### Work to be completed
Quote the records beneath, complete and exact. Leave out images.

Rows from a dataset:
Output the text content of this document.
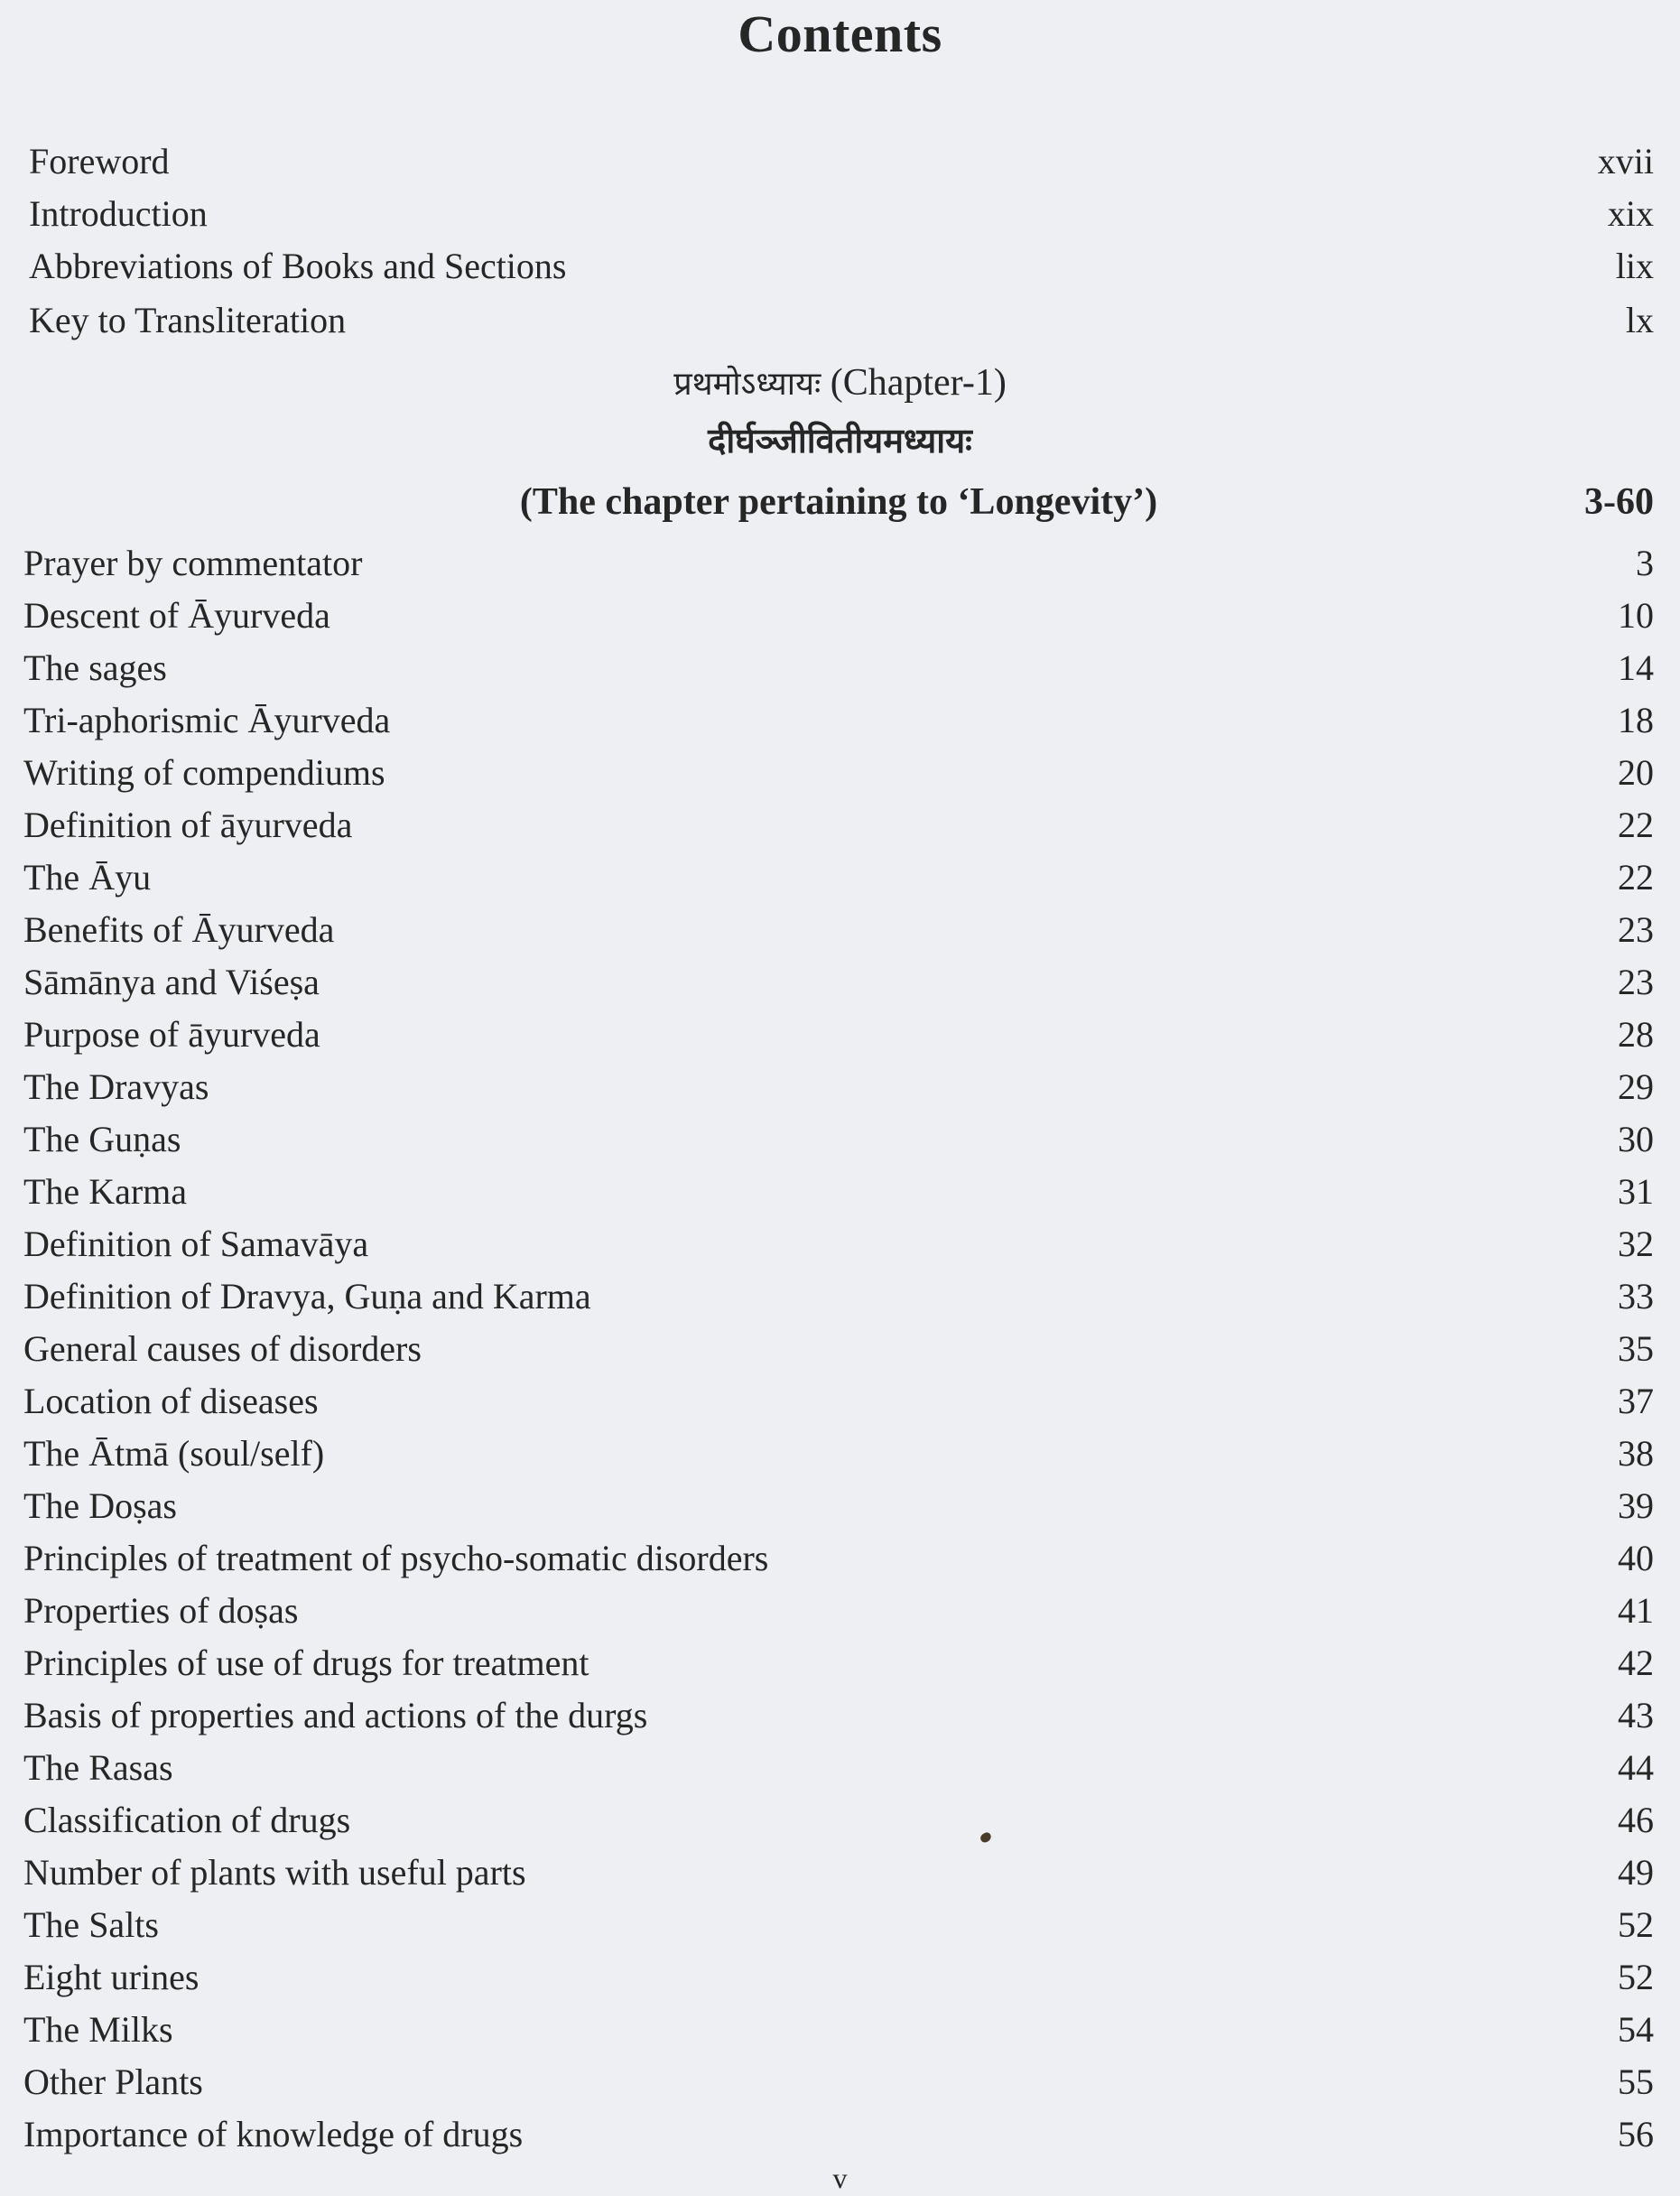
Contents
Foreword	xvii
Introduction	xix
Abbreviations of Books and Sections	lix
Key to Transliteration	lx
प्रथमोऽध्यायः (Chapter-1)
दीर्घञ्जीवितीयमध्यायः
(The chapter pertaining to ‘Longevity’)	3-60
Prayer by commentator	3
Descent of Āyurveda	10
The sages	14
Tri-aphorismic Āyurveda	18
Writing of compendiums	20
Definition of āyurveda	22
The Āyu	22
Benefits of Āyurveda	23
Sāmānya and Viśeṣa	23
Purpose of āyurveda	28
The Dravyas	29
The Guṇas	30
The Karma	31
Definition of Samavāya	32
Definition of Dravya, Guṇa and Karma	33
General causes of disorders	35
Location of diseases	37
The Ātmā (soul/self)	38
The Doṣas	39
Principles of treatment of psycho-somatic disorders	40
Properties of doṣas	41
Principles of use of drugs for treatment	42
Basis of properties and actions of the durgs	43
The Rasas	44
Classification of drugs	46
Number of plants with useful parts	49
The Salts	52
Eight urines	52
The Milks	54
Other Plants	55
Importance of knowledge of drugs	56
v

### Final answer
Output the text content of this document.
Contents
Foreword	xvii
Introduction	xix
Abbreviations of Books and Sections	lix
Key to Transliteration	lx
प्रथमोऽध्यायः (Chapter-1)
दीर्घञ्जीवितीयमध्यायः
(The chapter pertaining to ‘Longevity’)	3-60
Prayer by commentator	3
Descent of Āyurveda	10
The sages	14
Tri-aphorismic Āyurveda	18
Writing of compendiums	20
Definition of āyurveda	22
The Āyu	22
Benefits of Āyurveda	23
Sāmānya and Viśeṣa	23
Purpose of āyurveda	28
The Dravyas	29
The Guṇas	30
The Karma	31
Definition of Samavāya	32
Definition of Dravya, Guṇa and Karma	33
General causes of disorders	35
Location of diseases	37
The Ātmā (soul/self)	38
The Doṣas	39
Principles of treatment of psycho-somatic disorders	40
Properties of doṣas	41
Principles of use of drugs for treatment	42
Basis of properties and actions of the durgs	43
The Rasas	44
Classification of drugs	46
Number of plants with useful parts	49
The Salts	52
Eight urines	52
The Milks	54
Other Plants	55
Importance of knowledge of drugs	56
v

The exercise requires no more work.